WHAT IS NEEDED: Everything in the listing should be restated word for word.

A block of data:
───
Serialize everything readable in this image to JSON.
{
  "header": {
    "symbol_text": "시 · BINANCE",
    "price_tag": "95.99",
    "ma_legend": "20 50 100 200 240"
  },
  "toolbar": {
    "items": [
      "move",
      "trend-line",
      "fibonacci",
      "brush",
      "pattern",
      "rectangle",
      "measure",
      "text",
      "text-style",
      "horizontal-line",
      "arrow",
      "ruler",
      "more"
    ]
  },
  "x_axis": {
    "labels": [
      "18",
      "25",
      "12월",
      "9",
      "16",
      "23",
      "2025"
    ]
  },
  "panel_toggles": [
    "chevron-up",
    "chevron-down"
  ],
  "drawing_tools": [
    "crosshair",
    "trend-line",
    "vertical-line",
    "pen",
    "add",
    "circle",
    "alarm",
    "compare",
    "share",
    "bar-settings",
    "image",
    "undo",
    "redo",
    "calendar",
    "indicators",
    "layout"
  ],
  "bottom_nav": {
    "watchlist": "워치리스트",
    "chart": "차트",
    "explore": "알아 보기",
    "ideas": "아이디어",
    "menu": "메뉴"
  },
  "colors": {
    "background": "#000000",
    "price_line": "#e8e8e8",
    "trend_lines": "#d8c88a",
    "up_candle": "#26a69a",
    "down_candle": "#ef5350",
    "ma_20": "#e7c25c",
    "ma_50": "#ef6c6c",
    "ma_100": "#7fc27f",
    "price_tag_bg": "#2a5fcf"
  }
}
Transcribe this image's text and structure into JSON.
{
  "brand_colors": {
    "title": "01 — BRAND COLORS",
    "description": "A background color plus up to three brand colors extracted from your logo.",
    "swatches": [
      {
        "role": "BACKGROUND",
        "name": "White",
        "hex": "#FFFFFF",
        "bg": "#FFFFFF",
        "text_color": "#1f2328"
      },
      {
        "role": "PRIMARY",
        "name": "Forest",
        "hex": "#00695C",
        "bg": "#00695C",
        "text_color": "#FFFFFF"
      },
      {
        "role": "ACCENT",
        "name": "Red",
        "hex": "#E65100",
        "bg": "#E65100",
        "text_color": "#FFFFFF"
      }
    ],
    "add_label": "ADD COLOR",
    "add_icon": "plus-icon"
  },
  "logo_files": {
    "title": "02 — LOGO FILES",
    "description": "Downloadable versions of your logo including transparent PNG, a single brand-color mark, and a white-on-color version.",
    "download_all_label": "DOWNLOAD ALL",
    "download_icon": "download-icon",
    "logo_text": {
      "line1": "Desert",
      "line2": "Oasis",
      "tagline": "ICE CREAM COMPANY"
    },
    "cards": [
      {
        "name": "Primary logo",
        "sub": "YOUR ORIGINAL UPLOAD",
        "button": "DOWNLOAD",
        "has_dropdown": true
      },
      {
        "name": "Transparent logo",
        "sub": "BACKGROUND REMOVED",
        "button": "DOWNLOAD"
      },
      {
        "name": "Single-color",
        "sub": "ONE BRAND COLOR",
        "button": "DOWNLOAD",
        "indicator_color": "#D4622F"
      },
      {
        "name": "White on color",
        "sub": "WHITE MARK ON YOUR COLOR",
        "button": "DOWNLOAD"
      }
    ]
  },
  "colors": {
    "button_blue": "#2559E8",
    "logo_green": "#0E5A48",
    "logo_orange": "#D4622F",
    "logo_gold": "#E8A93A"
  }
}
───
CORRECT RESULT:
Serialize everything readable in this image to JSON.
{
  "header": {
    "symbol_text": "시 · BINANCE",
    "price_tag": "95.99",
    "ma_legend": "20 50 100 200 240"
  },
  "toolbar": {
    "items": [
      "move",
      "trend-line",
      "fibonacci",
      "brush",
      "pattern",
      "rectangle",
      "measure",
      "text",
      "text-style",
      "horizontal-line",
      "arrow",
      "ruler",
      "more"
    ]
  },
  "x_axis": {
    "labels": [
      "18",
      "25",
      "12월",
      "9",
      "16",
      "23",
      "2025"
    ]
  },
  "panel_toggles": [
    "chevron-up",
    "chevron-down"
  ],
  "drawing_tools": [
    "crosshair",
    "trend-line",
    "vertical-line",
    "pen",
    "add",
    "circle",
    "alarm",
    "compare",
    "share",
    "bar-settings",
    "image",
    "undo",
    "redo",
    "calendar",
    "indicators",
    "layout"
  ],
  "bottom_nav": {
    "watchlist": "워치리스트",
    "chart": "차트",
    "explore": "알아 보기",
    "ideas": "아이디어",
    "menu": "메뉴"
  },
  "colors": {
    "background": "#000000",
    "price_line": "#e8e8e8",
    "trend_lines": "#d8c88a",
    "up_candle": "#26a69a",
    "down_candle": "#ef5350",
    "ma_20": "#e7c25c",
    "ma_50": "#ef6c6c",
    "ma_100": "#7fc27f",
    "price_tag_bg": "#2a5fcf"
  }
}
Transcribe this image's text and structure into JSON.
{
  "brand_colors": {
    "title": "01 — BRAND COLORS",
    "description": "A background color plus up to three brand colors extracted from your logo.",
    "swatches": [
      {
        "role": "BACKGROUND",
        "name": "White",
        "hex": "#FFFFFF",
        "bg": "#FFFFFF",
        "text_color": "#1f2328"
      },
      {
        "role": "PRIMARY",
        "name": "Forest",
        "hex": "#00695C",
        "bg": "#00695C",
        "text_color": "#FFFFFF"
      },
      {
        "role": "ACCENT",
        "name": "Red",
        "hex": "#E65100",
        "bg": "#E65100",
        "text_color": "#FFFFFF"
      }
    ],
    "add_label": "ADD COLOR",
    "add_icon": "plus-icon"
  },
  "logo_files": {
    "title": "02 — LOGO FILES",
    "description": "Downloadable versions of your logo including transparent PNG, a single brand-color mark, and a white-on-color version.",
    "download_all_label": "DOWNLOAD ALL",
    "download_icon": "download-icon",
    "logo_text": {
      "line1": "Desert",
      "line2": "Oasis",
      "tagline": "ICE CREAM COMPANY"
    },
    "cards": [
      {
        "name": "Primary logo",
        "sub": "YOUR ORIGINAL UPLOAD",
        "button": "DOWNLOAD",
        "has_dropdown": true
      },
      {
        "name": "Transparent logo",
        "sub": "BACKGROUND REMOVED",
        "button": "DOWNLOAD"
      },
      {
        "name": "Single-color",
        "sub": "ONE BRAND COLOR",
        "button": "DOWNLOAD",
        "indicator_color": "#D4622F"
      },
      {
        "name": "White on color",
        "sub": "WHITE MARK ON YOUR COLOR",
        "button": "DOWNLOAD"
      }
    ]
  },
  "colors": {
    "button_blue": "#2559E8",
    "logo_green": "#0E5A48",
    "logo_orange": "#D4622F",
    "logo_gold": "#E8A93A"
  }
}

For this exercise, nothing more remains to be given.